* _What you should do_
Copy out each line featuring the string "JSON" from the entries beneath.

[Some records]

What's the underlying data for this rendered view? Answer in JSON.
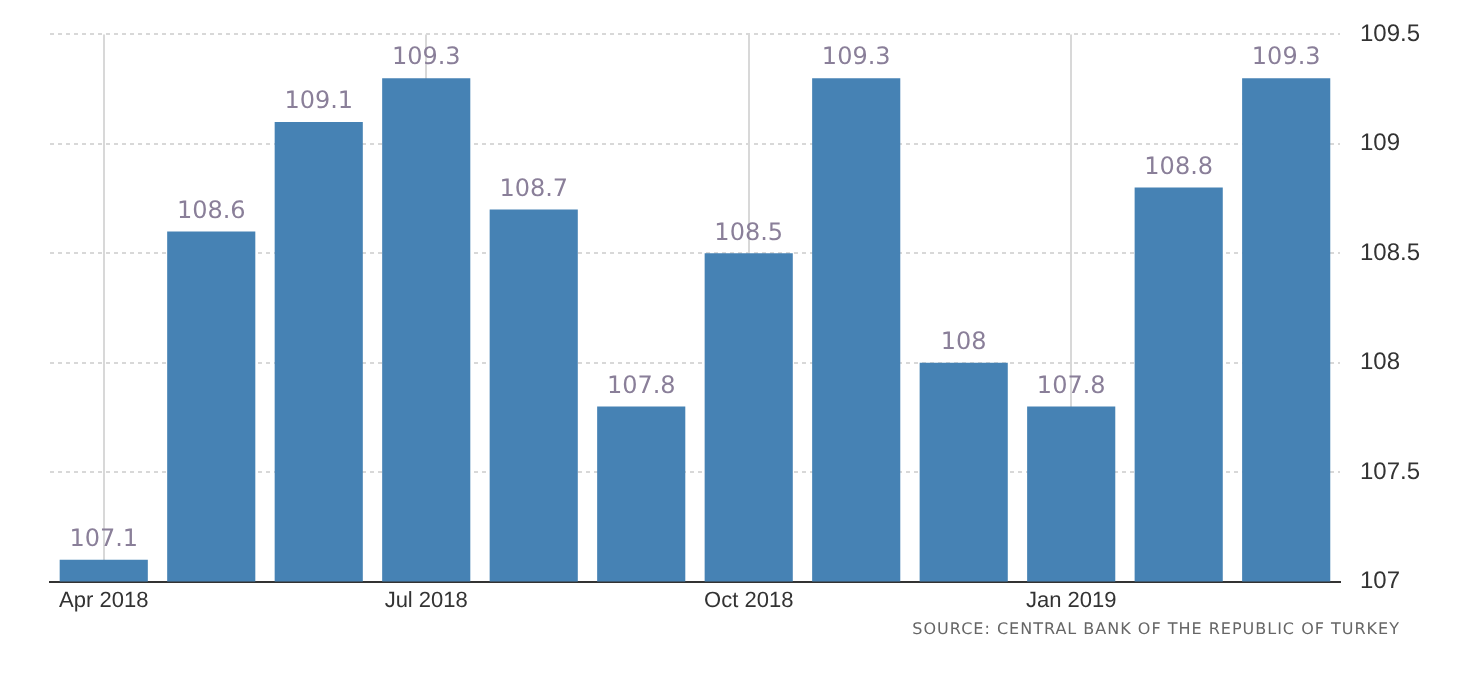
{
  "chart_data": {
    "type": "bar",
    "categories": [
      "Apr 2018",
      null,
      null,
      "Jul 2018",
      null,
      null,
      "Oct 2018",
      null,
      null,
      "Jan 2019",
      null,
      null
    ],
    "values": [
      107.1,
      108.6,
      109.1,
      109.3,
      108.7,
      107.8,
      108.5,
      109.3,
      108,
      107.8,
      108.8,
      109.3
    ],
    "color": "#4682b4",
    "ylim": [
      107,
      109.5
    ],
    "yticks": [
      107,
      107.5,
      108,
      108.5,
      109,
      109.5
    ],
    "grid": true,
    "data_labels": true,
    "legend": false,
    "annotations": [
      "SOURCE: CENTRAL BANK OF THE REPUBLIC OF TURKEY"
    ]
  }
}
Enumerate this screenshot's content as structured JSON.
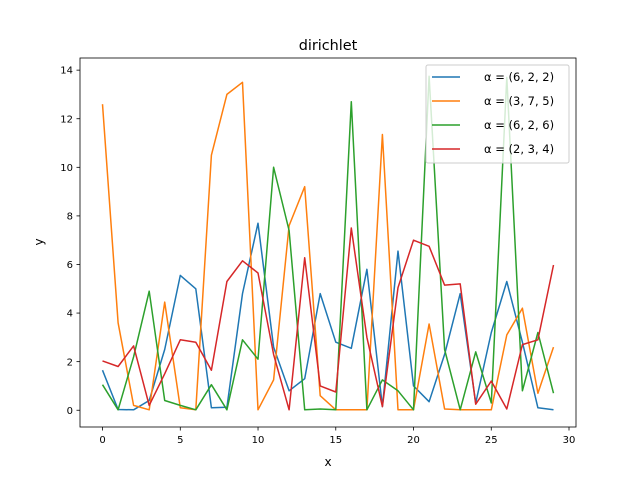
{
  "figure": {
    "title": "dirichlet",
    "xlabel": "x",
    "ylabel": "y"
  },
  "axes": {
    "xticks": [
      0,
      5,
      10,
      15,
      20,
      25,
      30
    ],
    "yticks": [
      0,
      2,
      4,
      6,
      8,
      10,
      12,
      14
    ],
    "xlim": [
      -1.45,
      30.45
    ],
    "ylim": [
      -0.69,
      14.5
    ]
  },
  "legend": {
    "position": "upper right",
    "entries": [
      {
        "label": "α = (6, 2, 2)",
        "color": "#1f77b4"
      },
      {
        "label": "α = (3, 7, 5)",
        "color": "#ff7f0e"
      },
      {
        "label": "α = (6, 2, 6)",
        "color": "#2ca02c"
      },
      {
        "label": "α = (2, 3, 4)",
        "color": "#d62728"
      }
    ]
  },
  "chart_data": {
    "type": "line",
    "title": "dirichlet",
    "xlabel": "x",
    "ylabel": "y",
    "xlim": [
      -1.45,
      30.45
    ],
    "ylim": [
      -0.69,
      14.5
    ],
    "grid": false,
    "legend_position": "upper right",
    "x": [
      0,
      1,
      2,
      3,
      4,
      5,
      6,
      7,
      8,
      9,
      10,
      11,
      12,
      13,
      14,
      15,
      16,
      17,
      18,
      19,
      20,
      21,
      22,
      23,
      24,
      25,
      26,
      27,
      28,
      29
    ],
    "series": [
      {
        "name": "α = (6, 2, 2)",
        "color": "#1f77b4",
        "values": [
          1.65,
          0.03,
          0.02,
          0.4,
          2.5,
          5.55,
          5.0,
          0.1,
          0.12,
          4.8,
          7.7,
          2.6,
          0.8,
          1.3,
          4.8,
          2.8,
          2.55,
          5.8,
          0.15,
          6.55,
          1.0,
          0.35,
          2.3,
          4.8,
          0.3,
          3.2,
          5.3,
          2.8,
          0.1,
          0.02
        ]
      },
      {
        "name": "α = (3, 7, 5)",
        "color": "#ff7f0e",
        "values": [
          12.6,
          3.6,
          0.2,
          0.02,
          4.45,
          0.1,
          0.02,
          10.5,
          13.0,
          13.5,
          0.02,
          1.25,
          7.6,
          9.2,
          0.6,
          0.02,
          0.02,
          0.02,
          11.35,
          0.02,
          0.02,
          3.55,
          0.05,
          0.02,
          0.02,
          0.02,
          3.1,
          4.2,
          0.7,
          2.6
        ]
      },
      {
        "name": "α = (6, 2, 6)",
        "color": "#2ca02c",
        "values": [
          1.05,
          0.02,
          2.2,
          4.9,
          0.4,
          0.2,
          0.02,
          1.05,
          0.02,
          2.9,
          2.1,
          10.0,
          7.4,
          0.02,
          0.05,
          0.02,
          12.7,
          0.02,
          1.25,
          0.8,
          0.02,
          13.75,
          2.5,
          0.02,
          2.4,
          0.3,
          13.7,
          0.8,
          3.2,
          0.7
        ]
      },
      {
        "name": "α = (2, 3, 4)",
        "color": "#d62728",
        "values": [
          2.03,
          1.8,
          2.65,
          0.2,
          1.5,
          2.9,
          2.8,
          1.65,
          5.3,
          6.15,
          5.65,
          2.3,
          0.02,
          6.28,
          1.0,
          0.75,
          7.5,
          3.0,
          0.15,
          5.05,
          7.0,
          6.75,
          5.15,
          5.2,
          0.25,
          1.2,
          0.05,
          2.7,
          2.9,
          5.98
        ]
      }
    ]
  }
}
==
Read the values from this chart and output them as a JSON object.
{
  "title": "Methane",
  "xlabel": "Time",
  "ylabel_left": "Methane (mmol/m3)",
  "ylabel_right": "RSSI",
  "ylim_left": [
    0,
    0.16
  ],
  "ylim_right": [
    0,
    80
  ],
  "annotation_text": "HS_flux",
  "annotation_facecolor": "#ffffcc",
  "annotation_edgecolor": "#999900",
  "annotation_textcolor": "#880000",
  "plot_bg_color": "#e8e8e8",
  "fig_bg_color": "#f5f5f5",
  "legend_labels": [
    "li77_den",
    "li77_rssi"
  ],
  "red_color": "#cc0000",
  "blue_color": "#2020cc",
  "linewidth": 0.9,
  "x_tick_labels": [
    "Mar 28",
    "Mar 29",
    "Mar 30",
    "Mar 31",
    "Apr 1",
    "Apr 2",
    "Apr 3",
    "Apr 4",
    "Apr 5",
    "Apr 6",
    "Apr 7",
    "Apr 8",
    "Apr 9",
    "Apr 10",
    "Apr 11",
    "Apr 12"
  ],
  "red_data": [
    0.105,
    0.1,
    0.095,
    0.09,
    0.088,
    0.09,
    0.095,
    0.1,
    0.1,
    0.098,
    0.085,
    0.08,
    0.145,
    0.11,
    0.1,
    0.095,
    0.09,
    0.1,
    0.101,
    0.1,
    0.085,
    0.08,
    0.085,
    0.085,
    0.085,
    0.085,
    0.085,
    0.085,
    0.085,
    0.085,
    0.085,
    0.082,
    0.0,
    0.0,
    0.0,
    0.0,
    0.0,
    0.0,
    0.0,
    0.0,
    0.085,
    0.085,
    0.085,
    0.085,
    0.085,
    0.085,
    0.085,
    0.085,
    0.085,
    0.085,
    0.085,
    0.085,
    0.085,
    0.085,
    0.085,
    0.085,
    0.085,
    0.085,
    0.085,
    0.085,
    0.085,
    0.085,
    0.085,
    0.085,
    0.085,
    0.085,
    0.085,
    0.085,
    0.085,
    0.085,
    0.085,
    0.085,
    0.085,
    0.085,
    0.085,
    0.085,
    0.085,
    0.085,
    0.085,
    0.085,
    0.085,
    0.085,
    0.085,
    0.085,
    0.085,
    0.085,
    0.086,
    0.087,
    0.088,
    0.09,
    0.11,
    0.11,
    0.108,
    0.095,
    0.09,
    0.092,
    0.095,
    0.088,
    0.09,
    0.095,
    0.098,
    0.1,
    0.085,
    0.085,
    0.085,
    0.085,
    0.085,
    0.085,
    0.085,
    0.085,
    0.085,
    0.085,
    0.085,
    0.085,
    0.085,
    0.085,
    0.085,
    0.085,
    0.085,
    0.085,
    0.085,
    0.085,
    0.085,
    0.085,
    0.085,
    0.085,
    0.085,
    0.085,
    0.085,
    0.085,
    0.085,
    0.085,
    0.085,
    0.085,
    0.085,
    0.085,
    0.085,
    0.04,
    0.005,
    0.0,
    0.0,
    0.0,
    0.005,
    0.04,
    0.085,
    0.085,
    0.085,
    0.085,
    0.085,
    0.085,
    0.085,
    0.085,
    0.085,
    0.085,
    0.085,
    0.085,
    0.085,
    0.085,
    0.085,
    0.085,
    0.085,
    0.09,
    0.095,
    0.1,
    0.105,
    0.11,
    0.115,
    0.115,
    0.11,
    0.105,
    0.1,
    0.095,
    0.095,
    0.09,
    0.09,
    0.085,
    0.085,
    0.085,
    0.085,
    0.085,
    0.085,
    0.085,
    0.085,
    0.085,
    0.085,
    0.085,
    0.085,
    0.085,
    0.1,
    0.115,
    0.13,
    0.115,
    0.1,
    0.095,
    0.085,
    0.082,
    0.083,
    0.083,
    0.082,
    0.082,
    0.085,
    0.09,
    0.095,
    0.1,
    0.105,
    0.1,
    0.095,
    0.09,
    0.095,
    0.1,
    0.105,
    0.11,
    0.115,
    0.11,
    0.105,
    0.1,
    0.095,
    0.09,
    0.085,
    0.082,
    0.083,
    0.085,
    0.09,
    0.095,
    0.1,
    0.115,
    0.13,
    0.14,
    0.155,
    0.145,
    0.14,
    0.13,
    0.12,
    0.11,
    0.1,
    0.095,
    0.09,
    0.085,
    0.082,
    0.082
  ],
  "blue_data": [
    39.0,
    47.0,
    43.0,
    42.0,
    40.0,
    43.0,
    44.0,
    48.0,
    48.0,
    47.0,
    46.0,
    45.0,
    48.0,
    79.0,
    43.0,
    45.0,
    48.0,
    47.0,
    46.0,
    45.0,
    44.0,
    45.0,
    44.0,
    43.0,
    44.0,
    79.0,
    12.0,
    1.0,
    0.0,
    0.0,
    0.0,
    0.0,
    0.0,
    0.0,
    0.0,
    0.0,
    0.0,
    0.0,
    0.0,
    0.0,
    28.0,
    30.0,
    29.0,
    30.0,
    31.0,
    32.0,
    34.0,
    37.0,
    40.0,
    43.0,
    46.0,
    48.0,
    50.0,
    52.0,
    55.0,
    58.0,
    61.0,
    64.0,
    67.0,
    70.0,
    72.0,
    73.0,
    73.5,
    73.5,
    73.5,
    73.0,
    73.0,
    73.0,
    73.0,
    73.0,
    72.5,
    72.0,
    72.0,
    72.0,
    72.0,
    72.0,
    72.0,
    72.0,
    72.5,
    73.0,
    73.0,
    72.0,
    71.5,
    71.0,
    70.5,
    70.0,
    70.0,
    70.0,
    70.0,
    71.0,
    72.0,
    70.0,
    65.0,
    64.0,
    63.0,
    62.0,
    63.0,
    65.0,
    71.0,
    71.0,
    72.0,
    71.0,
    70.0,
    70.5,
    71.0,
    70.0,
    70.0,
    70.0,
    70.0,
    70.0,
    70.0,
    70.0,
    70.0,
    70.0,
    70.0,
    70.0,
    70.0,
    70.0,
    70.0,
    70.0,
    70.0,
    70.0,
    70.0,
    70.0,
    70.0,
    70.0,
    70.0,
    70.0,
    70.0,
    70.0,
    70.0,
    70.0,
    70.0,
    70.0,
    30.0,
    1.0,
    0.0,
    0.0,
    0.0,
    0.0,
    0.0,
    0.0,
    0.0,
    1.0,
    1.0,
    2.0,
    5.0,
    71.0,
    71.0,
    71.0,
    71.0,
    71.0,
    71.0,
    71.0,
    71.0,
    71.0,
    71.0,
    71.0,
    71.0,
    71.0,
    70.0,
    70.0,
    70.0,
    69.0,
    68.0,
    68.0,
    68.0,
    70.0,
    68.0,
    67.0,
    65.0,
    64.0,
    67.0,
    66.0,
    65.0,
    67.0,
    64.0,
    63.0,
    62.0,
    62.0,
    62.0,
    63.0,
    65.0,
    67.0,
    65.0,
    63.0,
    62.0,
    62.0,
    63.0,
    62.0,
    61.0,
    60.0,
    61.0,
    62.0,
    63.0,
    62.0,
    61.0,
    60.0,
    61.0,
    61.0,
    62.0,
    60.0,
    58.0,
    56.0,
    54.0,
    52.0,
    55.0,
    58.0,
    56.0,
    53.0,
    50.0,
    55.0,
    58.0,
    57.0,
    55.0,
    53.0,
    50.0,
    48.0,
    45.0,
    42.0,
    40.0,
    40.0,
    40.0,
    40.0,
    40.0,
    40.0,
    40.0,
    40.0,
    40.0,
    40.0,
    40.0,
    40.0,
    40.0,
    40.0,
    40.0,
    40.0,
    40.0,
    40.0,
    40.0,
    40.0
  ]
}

* _Task solution_
What's the underlying data for this rendered view? Answer in JSON.
Enumerate this screenshot's content as structured JSON.
Read the values from this chart and output them as a JSON object.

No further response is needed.